Please resume the passage below on mode shape based damage identification, writing on from the end of its last sentence.

(Text under study)

A drawback of many mode shape based methods is the necessity of having measurements from a large number of locations. Khan et al. (2000) use a scanning Laser Doppler Vibrometer (LDV), allowing for a dense grid of measurements, to measure mode shapes in a steel cantilever beam, a steel cantilever plate and concrete beams, containing cracks. Since in thick metal structures defects are detectable only when their depths are more than half of the structure thickness, it may be concluded that, despite the potentiality of the scanning LDV, improvements in reducing the noise interference would be necessary for a successful application to actual field structures.

Araújo dos Santos et al. (2000) describe a damage identification algorithm based on the orthogonality conditions of the mode shape sensitivities. The algorithm is applied to a plate with reduced stiffness to simulate damage. The results are compared with those obtained by using the mode shape sensitivities and are found to be more accurate. The same orthogonality based technique is applied by Ren & De Roeck (2002a; 2002b) to a laboratory scale concrete beam. They conclude that, although mode shape based methods are effective with

simulated data, there are significant difficulties in the application to real structures, due to noise and measurement errors, mode shape expansion of incomplete measurements and accurate modelling of test structures.

(End Text under study)
(Supplied material)

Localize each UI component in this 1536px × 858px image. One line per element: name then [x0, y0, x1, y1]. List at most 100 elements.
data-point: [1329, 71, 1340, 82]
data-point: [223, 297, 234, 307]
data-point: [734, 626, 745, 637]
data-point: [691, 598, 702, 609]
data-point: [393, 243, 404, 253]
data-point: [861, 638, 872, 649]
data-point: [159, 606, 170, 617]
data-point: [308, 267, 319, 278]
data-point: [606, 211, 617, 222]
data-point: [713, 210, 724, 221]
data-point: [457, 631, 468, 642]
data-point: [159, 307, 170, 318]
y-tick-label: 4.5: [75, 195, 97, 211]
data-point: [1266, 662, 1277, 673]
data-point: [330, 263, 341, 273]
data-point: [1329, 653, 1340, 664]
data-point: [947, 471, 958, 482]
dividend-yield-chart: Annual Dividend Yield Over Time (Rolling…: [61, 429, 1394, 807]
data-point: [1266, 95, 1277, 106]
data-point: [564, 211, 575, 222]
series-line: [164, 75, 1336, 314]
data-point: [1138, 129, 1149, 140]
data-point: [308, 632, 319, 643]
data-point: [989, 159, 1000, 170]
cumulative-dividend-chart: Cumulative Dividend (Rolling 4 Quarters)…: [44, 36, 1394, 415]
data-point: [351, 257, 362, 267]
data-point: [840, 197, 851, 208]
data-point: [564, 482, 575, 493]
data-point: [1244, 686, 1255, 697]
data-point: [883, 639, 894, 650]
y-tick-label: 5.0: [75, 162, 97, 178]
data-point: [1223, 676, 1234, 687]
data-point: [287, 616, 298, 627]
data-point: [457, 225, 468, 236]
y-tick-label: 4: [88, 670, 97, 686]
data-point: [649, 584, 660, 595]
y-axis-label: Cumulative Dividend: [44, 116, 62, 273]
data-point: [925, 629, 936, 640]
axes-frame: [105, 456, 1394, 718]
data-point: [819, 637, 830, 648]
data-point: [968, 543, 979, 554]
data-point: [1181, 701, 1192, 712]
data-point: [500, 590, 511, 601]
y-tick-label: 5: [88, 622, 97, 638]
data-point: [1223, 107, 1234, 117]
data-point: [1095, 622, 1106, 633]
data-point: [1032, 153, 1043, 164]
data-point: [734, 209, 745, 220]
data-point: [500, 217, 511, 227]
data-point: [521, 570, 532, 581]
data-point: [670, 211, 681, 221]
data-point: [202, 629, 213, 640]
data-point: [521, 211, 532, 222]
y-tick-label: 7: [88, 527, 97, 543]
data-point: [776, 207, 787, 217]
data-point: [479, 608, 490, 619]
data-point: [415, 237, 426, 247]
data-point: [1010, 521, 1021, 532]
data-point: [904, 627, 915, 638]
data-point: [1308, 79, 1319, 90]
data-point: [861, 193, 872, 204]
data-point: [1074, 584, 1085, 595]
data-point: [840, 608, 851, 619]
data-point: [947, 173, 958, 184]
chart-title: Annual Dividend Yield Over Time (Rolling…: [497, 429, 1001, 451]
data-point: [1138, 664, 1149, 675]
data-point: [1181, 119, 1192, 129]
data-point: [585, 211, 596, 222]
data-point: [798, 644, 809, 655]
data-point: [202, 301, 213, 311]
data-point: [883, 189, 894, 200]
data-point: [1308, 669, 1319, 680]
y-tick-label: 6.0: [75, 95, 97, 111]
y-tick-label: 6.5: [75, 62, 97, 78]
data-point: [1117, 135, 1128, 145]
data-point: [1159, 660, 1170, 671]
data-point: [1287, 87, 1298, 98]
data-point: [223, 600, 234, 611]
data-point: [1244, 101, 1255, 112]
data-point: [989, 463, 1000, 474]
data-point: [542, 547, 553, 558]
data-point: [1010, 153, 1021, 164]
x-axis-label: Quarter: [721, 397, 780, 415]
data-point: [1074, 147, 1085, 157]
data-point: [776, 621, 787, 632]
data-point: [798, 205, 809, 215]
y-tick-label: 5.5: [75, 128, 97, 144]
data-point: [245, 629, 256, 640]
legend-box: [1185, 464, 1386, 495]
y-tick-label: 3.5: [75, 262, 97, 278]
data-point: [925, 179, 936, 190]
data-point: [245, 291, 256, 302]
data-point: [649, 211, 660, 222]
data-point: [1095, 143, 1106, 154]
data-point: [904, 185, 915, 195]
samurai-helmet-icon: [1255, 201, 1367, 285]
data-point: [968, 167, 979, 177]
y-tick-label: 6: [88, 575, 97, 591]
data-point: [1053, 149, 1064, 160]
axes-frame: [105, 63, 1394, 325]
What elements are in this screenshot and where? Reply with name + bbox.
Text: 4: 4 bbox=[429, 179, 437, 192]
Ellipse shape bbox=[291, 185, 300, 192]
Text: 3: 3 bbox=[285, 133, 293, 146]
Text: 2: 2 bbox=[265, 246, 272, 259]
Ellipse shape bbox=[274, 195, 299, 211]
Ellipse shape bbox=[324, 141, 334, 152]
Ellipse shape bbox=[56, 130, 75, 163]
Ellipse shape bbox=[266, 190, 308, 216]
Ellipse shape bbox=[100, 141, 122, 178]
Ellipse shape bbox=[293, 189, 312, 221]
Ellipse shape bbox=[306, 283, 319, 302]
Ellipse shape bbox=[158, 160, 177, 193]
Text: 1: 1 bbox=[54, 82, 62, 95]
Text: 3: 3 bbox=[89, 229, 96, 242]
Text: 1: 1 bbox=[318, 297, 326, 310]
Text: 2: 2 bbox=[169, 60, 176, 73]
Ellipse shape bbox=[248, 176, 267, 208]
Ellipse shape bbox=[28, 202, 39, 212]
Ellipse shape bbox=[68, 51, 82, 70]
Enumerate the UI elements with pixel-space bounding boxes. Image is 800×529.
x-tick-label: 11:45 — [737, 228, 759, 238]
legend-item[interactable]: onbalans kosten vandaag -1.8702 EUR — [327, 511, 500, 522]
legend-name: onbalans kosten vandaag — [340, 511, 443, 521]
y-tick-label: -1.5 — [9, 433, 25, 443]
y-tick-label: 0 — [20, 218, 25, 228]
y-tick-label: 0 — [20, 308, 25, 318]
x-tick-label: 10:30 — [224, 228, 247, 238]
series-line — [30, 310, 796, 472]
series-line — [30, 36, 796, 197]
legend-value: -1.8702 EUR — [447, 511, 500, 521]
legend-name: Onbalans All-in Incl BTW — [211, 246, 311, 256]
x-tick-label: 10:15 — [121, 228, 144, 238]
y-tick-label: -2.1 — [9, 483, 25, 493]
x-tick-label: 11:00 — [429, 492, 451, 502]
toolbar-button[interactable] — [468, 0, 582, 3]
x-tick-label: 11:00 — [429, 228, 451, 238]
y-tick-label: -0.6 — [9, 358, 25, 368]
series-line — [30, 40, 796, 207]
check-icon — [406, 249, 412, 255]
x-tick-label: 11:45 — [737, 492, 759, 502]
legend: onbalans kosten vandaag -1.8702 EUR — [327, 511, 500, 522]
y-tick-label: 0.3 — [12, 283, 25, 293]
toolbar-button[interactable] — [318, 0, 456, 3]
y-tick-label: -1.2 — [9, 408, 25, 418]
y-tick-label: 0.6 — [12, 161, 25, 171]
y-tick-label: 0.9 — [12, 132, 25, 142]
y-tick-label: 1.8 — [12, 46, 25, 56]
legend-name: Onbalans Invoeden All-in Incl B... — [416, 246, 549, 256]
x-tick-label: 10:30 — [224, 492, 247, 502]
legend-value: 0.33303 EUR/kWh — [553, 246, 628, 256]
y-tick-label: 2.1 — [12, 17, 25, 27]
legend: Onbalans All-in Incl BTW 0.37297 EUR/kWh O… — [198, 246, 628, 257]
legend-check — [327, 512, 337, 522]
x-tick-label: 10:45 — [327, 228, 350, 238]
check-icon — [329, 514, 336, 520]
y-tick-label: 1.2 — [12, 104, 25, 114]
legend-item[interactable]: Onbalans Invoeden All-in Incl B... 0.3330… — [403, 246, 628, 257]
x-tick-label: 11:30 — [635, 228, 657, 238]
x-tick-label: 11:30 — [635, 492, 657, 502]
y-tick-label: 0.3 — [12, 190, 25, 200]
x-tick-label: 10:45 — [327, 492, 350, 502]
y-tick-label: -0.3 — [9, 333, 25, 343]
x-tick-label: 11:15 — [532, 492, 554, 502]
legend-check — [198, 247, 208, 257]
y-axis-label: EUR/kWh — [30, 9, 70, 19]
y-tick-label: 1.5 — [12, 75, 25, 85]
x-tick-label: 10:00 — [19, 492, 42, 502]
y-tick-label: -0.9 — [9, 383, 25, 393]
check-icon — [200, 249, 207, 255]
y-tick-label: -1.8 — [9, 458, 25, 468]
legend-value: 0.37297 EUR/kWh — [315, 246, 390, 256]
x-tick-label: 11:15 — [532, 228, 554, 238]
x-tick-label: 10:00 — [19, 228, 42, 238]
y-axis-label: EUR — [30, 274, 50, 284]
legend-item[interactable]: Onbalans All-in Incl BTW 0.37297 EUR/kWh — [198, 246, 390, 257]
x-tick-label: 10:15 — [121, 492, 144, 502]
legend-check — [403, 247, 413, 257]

(End Supplied material)

### Reply
Pandey et al. (1991) are the first through analytical and FEM beam models, to show that the curvature modeshape can be a successful parameter for identifying and locating damage. The curvature modeshapes are calculated using a central difference approximation from the simulated displacement modeshapes. Furthermore, the authors underline that the changes in the curvature mode shapes increase with increasing size of damage and this increase, more pronounced than that related to the changes in the displacements of the mode shapes, can be used to calibrate damage severity.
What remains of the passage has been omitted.